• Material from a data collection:
● ● ● ●

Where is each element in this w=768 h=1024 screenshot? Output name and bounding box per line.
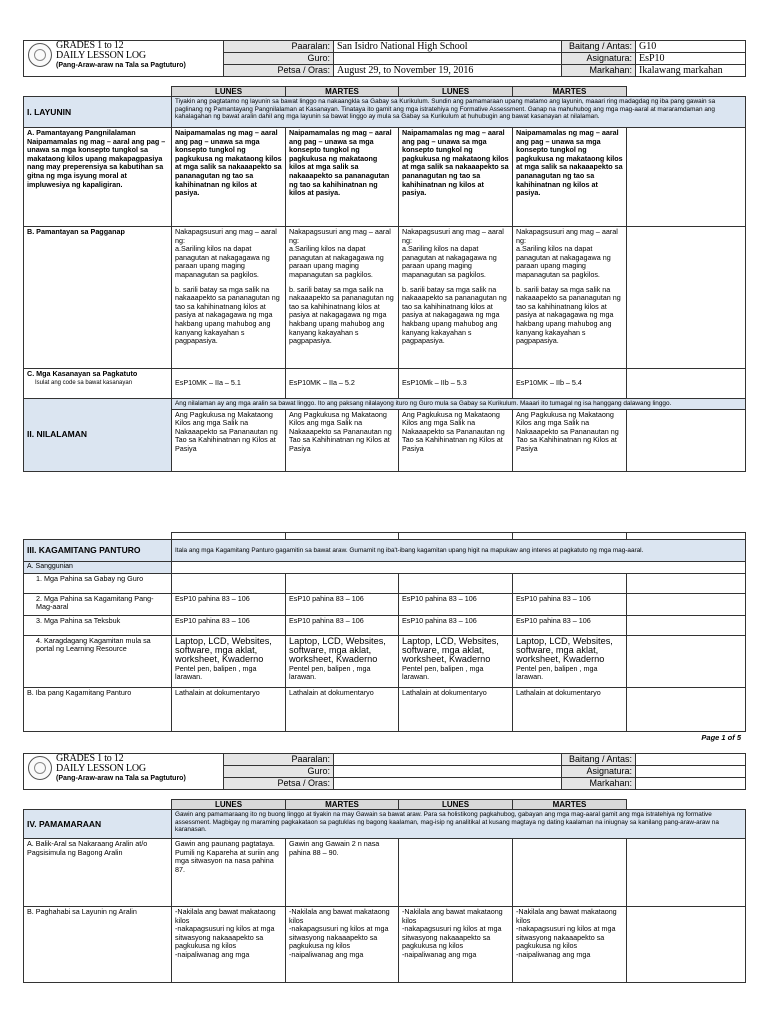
title-dll: DAILY LESSON LOG [56, 50, 146, 61]
pangnilalaman-cell: Naipamamalas ng mag – aaral ang pag – unawa sa mga konsepto tungkol ng pagkukusa ng makataong kilos at mga salik sa nakaaapekto sa pananagutan ng tao sa kahihinatnan ng kilos at pasiya. [399, 128, 513, 227]
pahina-cell: EsP10 pahina 83 – 106 [286, 593, 399, 615]
layunin-table [23, 86, 746, 472]
kagamitan-text-b: Pentel pen, balipen , mga larawan. [516, 663, 598, 682]
pagganap-cell [286, 227, 399, 369]
pagganap-text-a: Nakapagsusuri ang mag – aaral ng: a.Sariling kilos na dapat panagutan at nakagagawa ng paraan upang maging mapanagutan sa pagkilos. [289, 227, 391, 279]
lathalain-cell: Lathalain at dokumentaryo [172, 687, 286, 731]
header-title-cell [24, 754, 224, 790]
kagamitan-heading: III. KAGAMITANG PANTURO [24, 540, 172, 562]
kagamitan-text-a: Laptop, LCD, Websites, software, mga aklat, worksheet, Kwaderno [516, 635, 613, 665]
pahina-cell: EsP10 pahina 83 – 106 [286, 615, 399, 635]
paghahabi-cell: -Nakilala ang bawat makataong kilos -nakapagsusuri ng kilos at mga sitwasyong nakaaapekto sa pagkukusa ng kilos -naipaliwanag ang mga [172, 907, 286, 983]
day-header: LUNES [399, 87, 513, 97]
pamantayang-pangnilalaman-label: A. Pamantayang Pangnilalaman Naipamamalas ng mag – aaral ang pag – unawa sa mga konsepto tungkol sa makataong kilos upang makapagpasiya nang may preperensiya sa kabutihan sa gitna ng mga isyung moral at impluwesiya ng kapaligiran. [24, 128, 172, 227]
pagganap-text-a: Nakapagsusuri ang mag – aaral ng: a.Sariling kilos na dapat panagutan at nakagagawa ng paraan upang maging mapanagutan sa pagkilos. [402, 227, 504, 279]
title-grades: GRADES 1 to 12 [56, 753, 124, 764]
pahina-cell: EsP10 pahina 83 – 106 [513, 615, 627, 635]
kagamitan-cell [399, 635, 513, 687]
kagamitan-cell [172, 635, 286, 687]
teksbuk-label: 3. Mga Pahina sa Teksbuk [24, 615, 172, 635]
sanggunian-label: A. Sanggunian [24, 562, 172, 574]
petsa-value-empty [334, 778, 562, 790]
asignatura-value: EsP10 [636, 53, 746, 65]
header-title-cell [24, 41, 224, 77]
paghahabi-cell: -Nakilala ang bawat makataong kilos -nakapagsusuri ng kilos at mga sitwasyong nakaaapekto sa pagkukusa ng kilos -naipaliwanag ang mga [513, 907, 627, 983]
day-header: MARTES [513, 87, 627, 97]
markahan-value: Ikalawang markahan [636, 65, 746, 77]
nilalaman-cell: Ang Pagkukusa ng Makataong Kilos ang mga Salik na Nakaaapekto sa Pananautan ng Tao sa Kahihinatnan ng Kilos at Pasiya [399, 409, 513, 471]
pagganap-text-b: b. sarili batay sa mga salik na nakaaapekto sa pananagutan ng tao sa kahihinatnang kilos at pasiya at nakagagawa ng mga hakbang upang mahubog ang kanyang kakayahan s pagpapasiya. [402, 284, 507, 346]
title-grades: GRADES 1 to 12 [56, 40, 124, 51]
pangnilalaman-cell: Naipamamalas ng mag – aaral ang pag – unawa sa mga konsepto tungkol ng pagkukusa ng makataong kilos at mga salik sa nakaaapekto sa pananagutan ng tao sa kahihinatnan ng kilos at pasiya. [172, 128, 286, 227]
baitang-value-empty [636, 754, 746, 766]
nilalaman-cell: Ang Pagkukusa ng Makataong Kilos ang mga Salik na Nakaaapekto sa Pananautan ng Tao sa Kahihinatnan ng Kilos at Pasiya [172, 409, 286, 471]
deped-seal-logo [28, 43, 52, 67]
lathalain-cell: Lathalain at dokumentaryo [399, 687, 513, 731]
kagamitan-cell [513, 635, 627, 687]
pahina-cell: EsP10 pahina 83 – 106 [172, 593, 286, 615]
karagdagang-kagamitan-label: 4. Karagdagang Kagamitan mula sa portal ng Learning Resource [24, 635, 172, 687]
pahina-cell: EsP10 pahina 83 – 106 [172, 615, 286, 635]
day-header: LUNES [172, 87, 286, 97]
pagganap-cell [172, 227, 286, 369]
paaralan-value: San Isidro National High School [334, 41, 562, 53]
pahina-cell: EsP10 pahina 83 – 106 [513, 593, 627, 615]
pagganap-cell [399, 227, 513, 369]
asignatura-label: Asignatura: [562, 766, 636, 778]
header-table-2 [23, 753, 746, 790]
pagganap-text-b: b. sarili batay sa mga salik na nakaaapekto sa pananagutan ng tao sa kahihinatnang kilos at pasiya at nakagagawa ng mga hakbang upang mahubog ang kanyang kakayahan s pagpapasiya. [175, 284, 280, 346]
day-header: MARTES [513, 800, 627, 810]
asignatura-value-empty [636, 766, 746, 778]
lathalain-cell: Lathalain at dokumentaryo [286, 687, 399, 731]
balik-aral-cell: Gawin ang paunang pagtataya. Pumili ng Kapareha at suriin ang mga sitwasyon na nasa pahina 87. [172, 839, 286, 907]
pagganap-cell [513, 227, 627, 369]
pangnilalaman-cell: Naipamamalas ng mag – aaral ang pag – unawa sa mga konsepto tungkol ng pagkukusa ng makataong kilos at mga salik sa nakaaapekto sa pananagutan ng tao sa kahihinatnan ng kilos at pasiya. [513, 128, 627, 227]
petsa-value: August 29, to November 19, 2016 [334, 65, 562, 77]
guro-value [334, 53, 562, 65]
asignatura-label: Asignatura: [562, 53, 636, 65]
day-header: LUNES [172, 800, 286, 810]
kagamitan-cell [286, 635, 399, 687]
deped-seal-logo [28, 756, 52, 780]
title-subtitle: (Pang-Araw-araw na Tala sa Pagtuturo) [56, 775, 186, 782]
paghahabi-label: B. Paghahabi sa Layunin ng Aralin [24, 907, 172, 983]
kagamitan-text-a: Laptop, LCD, Websites, software, mga aklat, worksheet, Kwaderno [175, 635, 272, 665]
title-dll: DAILY LESSON LOG [56, 763, 146, 774]
day-header: MARTES [286, 87, 399, 97]
day-header: MARTES [286, 800, 399, 810]
pamamaraan-note: Gawin ang pamamaraang ito ng buong linggo at tiyakin na may Gawain sa bawat araw. Para sa holistikong pagkahubog, gabayan ang mga mag-aaral gamit ang mga istratehiya ng formative assessment. Magbigay ng maraming pagkakataon sa pagtuklas ng bagong kaalaman, mag-isip ng analitikal at kusang magtaya ng dating kaalaman na iniugnay sa kanilang pang-araw-araw na karanasan. [172, 810, 746, 839]
paaralan-value-empty [334, 754, 562, 766]
pagganap-text-b: b. sarili batay sa mga salik na nakaaapekto sa pananagutan ng tao sa kahihinatnang kilos at pasiya at nakagagawa ng mga hakbang upang mahubog ang kanyang kakayahan s pagpapasiya. [289, 284, 394, 346]
paaralan-label: Paaralan: [224, 754, 334, 766]
baitang-value: G10 [636, 41, 746, 53]
nilalaman-cell: Ang Pagkukusa ng Makataong Kilos ang mga Salik na Nakaaapekto sa Pananautan ng Tao sa Kahihinatnan ng Kilos at Pasiya [513, 409, 627, 471]
kagamitang-mag-aaral-label: 2. Mga Pahina sa Kagamitang Pang-Mag-aaral [24, 593, 172, 615]
iba-pang-kagamitan-label: B. Iba pang Kagamitang Panturo [24, 687, 172, 731]
kasanayan-label-cell [24, 369, 172, 399]
petsa-label: Petsa / Oras: [224, 65, 334, 77]
page-number: Page 1 of 5 [701, 733, 741, 742]
kasanayan-code: EsP10MK – IIb – 5.4 [513, 369, 627, 399]
guro-value-empty [334, 766, 562, 778]
kasanayan-code: EsP10Mk – IIb – 5.3 [399, 369, 513, 399]
layunin-note: Tiyakin ang pagtatamo ng layunin sa bawat linggo na nakaangkla sa Gabay sa Kurikulum. Sundin ang pamamaraan upang matamo ang layunin, maaari ring madagdag ng iba pang gawain sa paglinang ng Pamantayang Pangnilalaman at Kasanayan. Tinataya ito gamit ang mga istratehiya ng Formative Assessment. Ganap na mahuhubog ang mga mag-aaral at mararamdaman ang kahalagahan ng bawat aralin dahil ang mga layunin sa bawat linggo ay mula sa Gabay sa Kurikulum at huhubugin ang bawat kasanayan at nilalaman. [172, 97, 746, 128]
guro-label: Guro: [224, 53, 334, 65]
paghahabi-cell: -Nakilala ang bawat makataong kilos -nakapagsusuri ng kilos at mga sitwasyong nakaaapekto sa pagkukusa ng kilos -naipaliwanag ang mga [399, 907, 513, 983]
pamamaraan-heading: IV. PAMAMARAAN [24, 810, 172, 839]
nilalaman-cell: Ang Pagkukusa ng Makataong Kilos ang mga Salik na Nakaaapekto sa Pananautan ng Tao sa Kahihinatnan ng Kilos at Pasiya [286, 409, 399, 471]
markahan-label: Markahan: [562, 65, 636, 77]
pagganap-text-a: Nakapagsusuri ang mag – aaral ng: a.Sariling kilos na dapat panagutan at nakagagawa ng paraan upang maging mapanagutan sa pagkilos. [175, 227, 277, 279]
kagamitan-note: Itala ang mga Kagamitang Panturo gagamitin sa bawat araw. Gumamit ng iba't-ibang kagamitan upang higit na mapukaw ang interes at pagkatuto ng mga mag-aaral. [172, 540, 746, 562]
pamamaraan-table [23, 799, 746, 983]
pangnilalaman-cell: Naipamamalas ng mag – aaral ang pag – unawa sa mga konsepto tungkol ng pagkukusa ng makataong kilos at mga salik sa nakaaapekto sa pananagutan ng tao sa kahihinatnan ng kilos at pasiya. [286, 128, 399, 227]
balik-aral-cell: Gawin ang Gawain 2 n nasa pahina 88 – 90. [286, 839, 399, 907]
kagamitan-text-b: Pentel pen, balipen , mga larawan. [402, 663, 484, 682]
gabay-guro-label: 1. Mga Pahina sa Gabay ng Guro [24, 573, 172, 593]
pahina-cell: EsP10 pahina 83 – 106 [399, 615, 513, 635]
markahan-label: Markahan: [562, 778, 636, 790]
title-subtitle: (Pang-Araw-araw na Tala sa Pagtuturo) [56, 62, 186, 69]
kasanayan-sublabel: Isulat ang code sa bawat kasanayan [35, 379, 133, 386]
baitang-label: Baitang / Antas: [562, 754, 636, 766]
balik-aral-label: A. Balik-Aral sa Nakaraang Aralin at/o Pagsisimula ng Bagong Aralin [24, 839, 172, 907]
paghahabi-cell: -Nakilala ang bawat makataong kilos -nakapagsusuri ng kilos at mga sitwasyong nakaaapekto sa pagkukusa ng kilos -naipaliwanag ang mga [286, 907, 399, 983]
baitang-label: Baitang / Antas: [562, 41, 636, 53]
kagamitan-text-a: Laptop, LCD, Websites, software, mga aklat, worksheet, Kwaderno [289, 635, 386, 665]
kagamitan-table [23, 532, 746, 732]
layunin-heading: I. LAYUNIN [24, 97, 172, 128]
pagganap-text-a: Nakapagsusuri ang mag – aaral ng: a.Sariling kilos na dapat panagutan at nakagagawa ng paraan upang maging mapanagutan sa pagkilos. [516, 227, 618, 279]
kasanayan-code: EsP10MK – IIa – 5.1 [172, 369, 286, 399]
header-table-1 [23, 40, 746, 77]
kagamitan-text-b: Pentel pen, balipen , mga larawan. [289, 663, 371, 682]
paaralan-label: Paaralan: [224, 41, 334, 53]
kasanayan-label: C. Mga Kasanayan sa Pagkatuto [27, 369, 138, 378]
pahina-cell: EsP10 pahina 83 – 106 [399, 593, 513, 615]
pamantayan-pagganap-label: B. Pamantayan sa Pagganap [24, 227, 172, 369]
guro-label: Guro: [224, 766, 334, 778]
lathalain-cell: Lathalain at dokumentaryo [513, 687, 627, 731]
petsa-label: Petsa / Oras: [224, 778, 334, 790]
nilalaman-note: Ang nilalaman ay ang mga aralin sa bawat linggo. Ito ang paksang nilalayong ituro ng Guro mula sa Gabay sa Kurikulum. Maaari ito tumagal ng isa hanggang dalawang linggo. [172, 399, 746, 410]
pagganap-text-b: b. sarili batay sa mga salik na nakaaapekto sa pananagutan ng tao sa kahihinatnang kilos at pasiya at nakagagawa ng mga hakbang upang mahubog ang kanyang kakayahan s pagpapasiya. [516, 284, 621, 346]
day-header: LUNES [399, 800, 513, 810]
kasanayan-code: EsP10MK – IIa – 5.2 [286, 369, 399, 399]
nilalaman-heading: II. NILALAMAN [24, 399, 172, 472]
markahan-value-empty [636, 778, 746, 790]
kagamitan-text-a: Laptop, LCD, Websites, software, mga aklat, worksheet, Kwaderno [402, 635, 499, 665]
kagamitan-text-b: Pentel pen, balipen , mga larawan. [175, 663, 257, 682]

● ● ● ●

• Task to carry out: Reproduce the lines of the material above verbatim, starting at the line containing "title-dll: DAILY LESSON LOG [56, 50, 146, 61]" and ending at the line containing "day-header: LUNES [399, 87, 513, 97]", with both of those lines included.

• Response to the task:
title-dll: DAILY LESSON LOG [56, 50, 146, 61]
pangnilalaman-cell: Naipamamalas ng mag – aaral ang pag – unawa sa mga konsepto tungkol ng pagkukusa ng makataong kilos at mga salik sa nakaaapekto sa pananagutan ng tao sa kahihinatnan ng kilos at pasiya. [399, 128, 513, 227]
pahina-cell: EsP10 pahina 83 – 106 [286, 593, 399, 615]
layunin-table [23, 86, 746, 472]
kagamitan-text-b: Pentel pen, balipen , mga larawan. [516, 663, 598, 682]
pagganap-cell [286, 227, 399, 369]
pagganap-text-a: Nakapagsusuri ang mag – aaral ng: a.Sariling kilos na dapat panagutan at nakagagawa ng paraan upang maging mapanagutan sa pagkilos. [289, 227, 391, 279]
lathalain-cell: Lathalain at dokumentaryo [172, 687, 286, 731]
header-title-cell [24, 754, 224, 790]
kagamitan-heading: III. KAGAMITANG PANTURO [24, 540, 172, 562]
kagamitan-text-a: Laptop, LCD, Websites, software, mga aklat, worksheet, Kwaderno [516, 635, 613, 665]
pahina-cell: EsP10 pahina 83 – 106 [286, 615, 399, 635]
paghahabi-cell: -Nakilala ang bawat makataong kilos -nakapagsusuri ng kilos at mga sitwasyong nakaaapekto sa pagkukusa ng kilos -naipaliwanag ang mga [172, 907, 286, 983]
day-header: LUNES [399, 87, 513, 97]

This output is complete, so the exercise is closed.